##### Task material

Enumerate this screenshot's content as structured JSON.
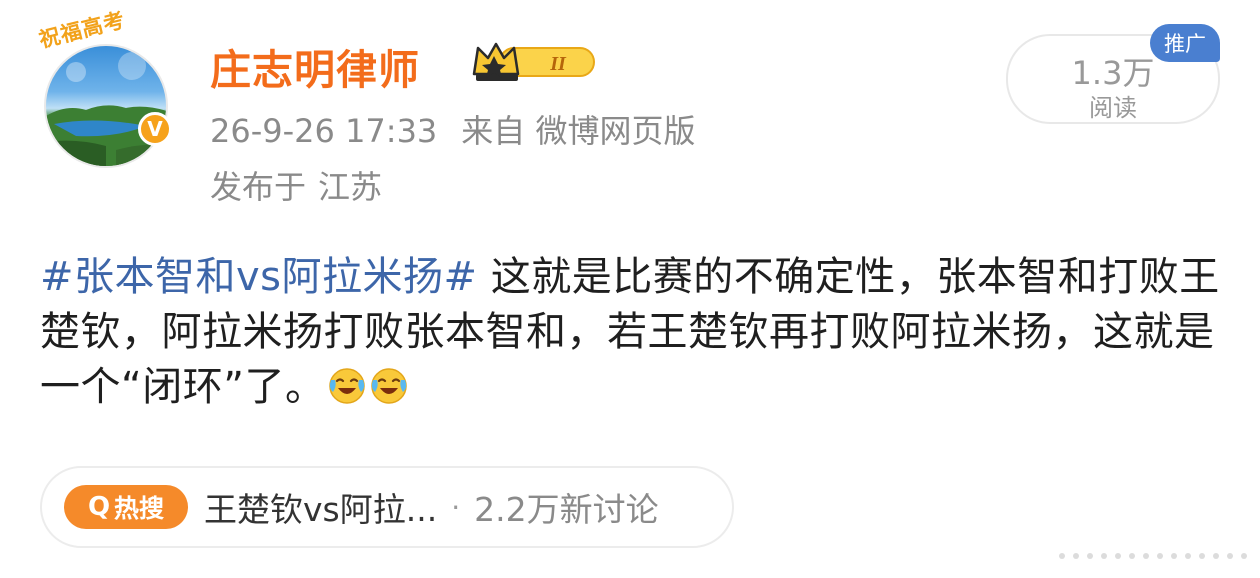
{
  "author": {
    "avatar_deco_text": "祝福高考",
    "name": "庄志明律师",
    "vip_level": "II",
    "verified_mark": "V"
  },
  "meta": {
    "time": "26-9-26 17:33",
    "source": "来自 微博网页版",
    "location_prefix": "发布于",
    "location": "江苏"
  },
  "stats": {
    "read_count": "1.3万",
    "read_label": "阅读",
    "promo_tag": "推广"
  },
  "post": {
    "hashtag": "#张本智和vs阿拉米扬#",
    "text": " 这就是比赛的不确定性，张本智和打败王楚钦，阿拉米扬打败张本智和，若王楚钦再打败阿拉米扬，这就是一个“闭环”了。",
    "emojis": [
      "laughing-crying-emoji",
      "laughing-crying-emoji"
    ]
  },
  "hot_search": {
    "badge_icon": "Q",
    "badge": "热搜",
    "title": "王楚钦vs阿拉...",
    "separator": "·",
    "discussion": "2.2万新讨论"
  },
  "colors": {
    "name": "#f36c1b",
    "hashtag": "#3d66a9",
    "meta": "#8a8a8a",
    "promo": "#4a7fd0",
    "hot_badge": "#f58a2a"
  }
}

##########

#### [Goal of the exercise]
Write the listing out a second time exactly, dropping all images.

#### [Answer to the problem]
Enumerate this screenshot's content as structured JSON.
{
  "author": {
    "avatar_deco_text": "祝福高考",
    "name": "庄志明律师",
    "vip_level": "II",
    "verified_mark": "V"
  },
  "meta": {
    "time": "26-9-26 17:33",
    "source": "来自 微博网页版",
    "location_prefix": "发布于",
    "location": "江苏"
  },
  "stats": {
    "read_count": "1.3万",
    "read_label": "阅读",
    "promo_tag": "推广"
  },
  "post": {
    "hashtag": "#张本智和vs阿拉米扬#",
    "text": " 这就是比赛的不确定性，张本智和打败王楚钦，阿拉米扬打败张本智和，若王楚钦再打败阿拉米扬，这就是一个“闭环”了。",
    "emojis": [
      "laughing-crying-emoji",
      "laughing-crying-emoji"
    ]
  },
  "hot_search": {
    "badge_icon": "Q",
    "badge": "热搜",
    "title": "王楚钦vs阿拉...",
    "separator": "·",
    "discussion": "2.2万新讨论"
  },
  "colors": {
    "name": "#f36c1b",
    "hashtag": "#3d66a9",
    "meta": "#8a8a8a",
    "promo": "#4a7fd0",
    "hot_badge": "#f58a2a"
  }
}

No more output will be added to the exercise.